*** Dataset
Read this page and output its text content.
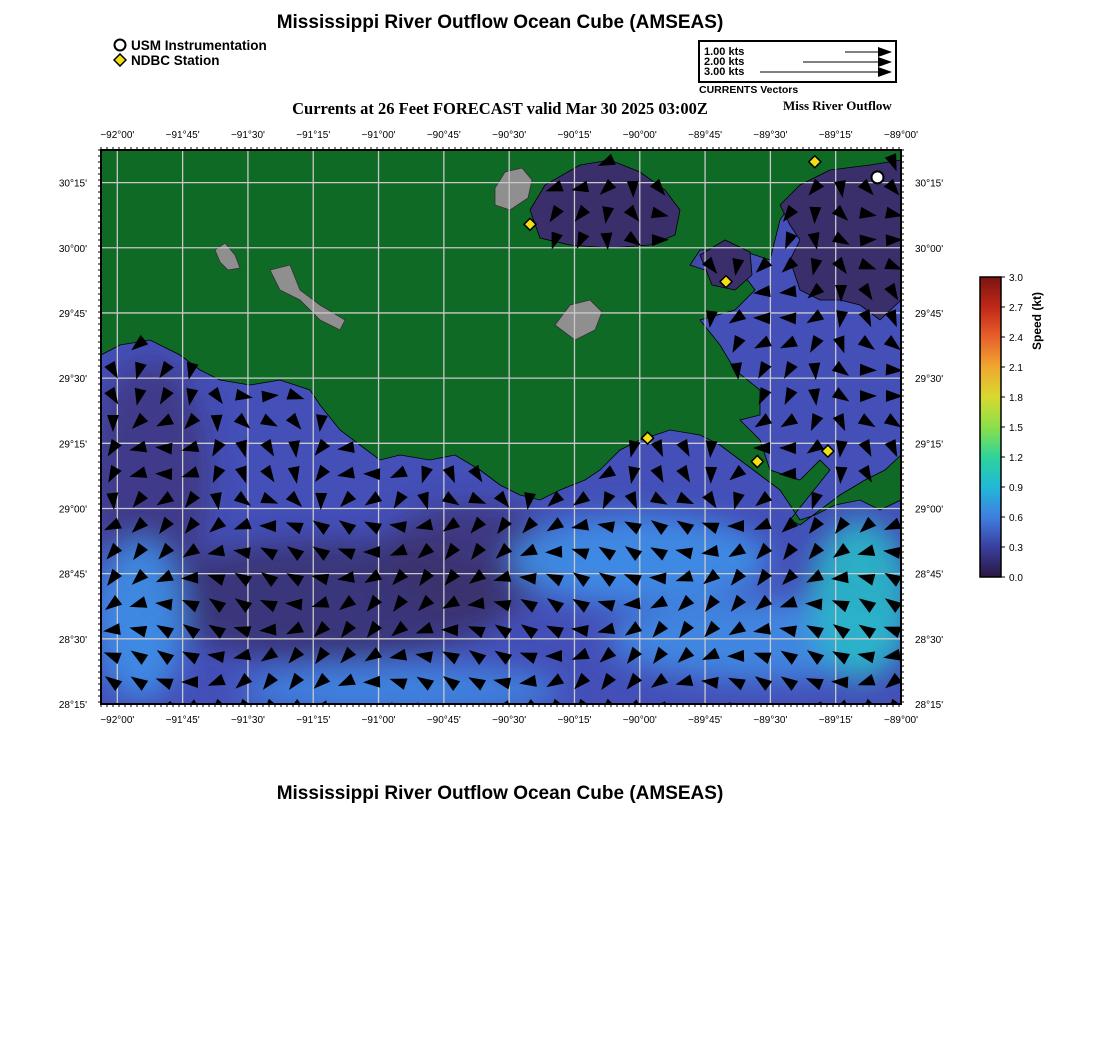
Mississippi River Outflow Ocean Cube (AMSEAS)
USM Instrumentation
NDBC Station
1.00 kts
2.00 kts
3.00 kts
CURRENTS Vectors
Currents at 26 Feet FORECAST valid Mar 30 2025 03:00Z	Miss River Outflow
−92°00'
−92°00'
−91°45'
−91°45'
−91°30'
−91°30'
−91°15'
−91°15'
−91°00'
−91°00'
−90°45'
−90°45'
−90°30'
−90°30'
−90°15'
−90°15'
−90°00'
−90°00'
−89°45'
−89°45'
−89°30'
−89°30'
−89°15'
−89°15'
−89°00'
−89°00'
30°15'	30°15'
30°00'	30°00'
29°45'	29°45'
29°30'	29°30'
29°15'	29°15'
29°00'	29°00'
28°45'	28°45'
28°30'	28°30'
28°15'	28°15'
3.0
2.7
2.4
2.1
1.8
1.5
1.2
0.9
0.6
0.3
0.0
Speed (kt)
Mississippi River Outflow Ocean Cube (AMSEAS)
******
Give back every line exactly as it stands, pictures excluded.

## Output of the exercise
Read this page and output its text content.
Mississippi River Outflow Ocean Cube (AMSEAS)
USM Instrumentation
NDBC Station
1.00 kts
2.00 kts
3.00 kts
CURRENTS Vectors
Currents at 26 Feet FORECAST valid Mar 30 2025 03:00Z	Miss River Outflow
−92°00'
−92°00'
−91°45'
−91°45'
−91°30'
−91°30'
−91°15'
−91°15'
−91°00'
−91°00'
−90°45'
−90°45'
−90°30'
−90°30'
−90°15'
−90°15'
−90°00'
−90°00'
−89°45'
−89°45'
−89°30'
−89°30'
−89°15'
−89°15'
−89°00'
−89°00'
30°15'	30°15'
30°00'	30°00'
29°45'	29°45'
29°30'	29°30'
29°15'	29°15'
29°00'	29°00'
28°45'	28°45'
28°30'	28°30'
28°15'	28°15'
3.0
2.7
2.4
2.1
1.8
1.5
1.2
0.9
0.6
0.3
0.0
Speed (kt)
Mississippi River Outflow Ocean Cube (AMSEAS)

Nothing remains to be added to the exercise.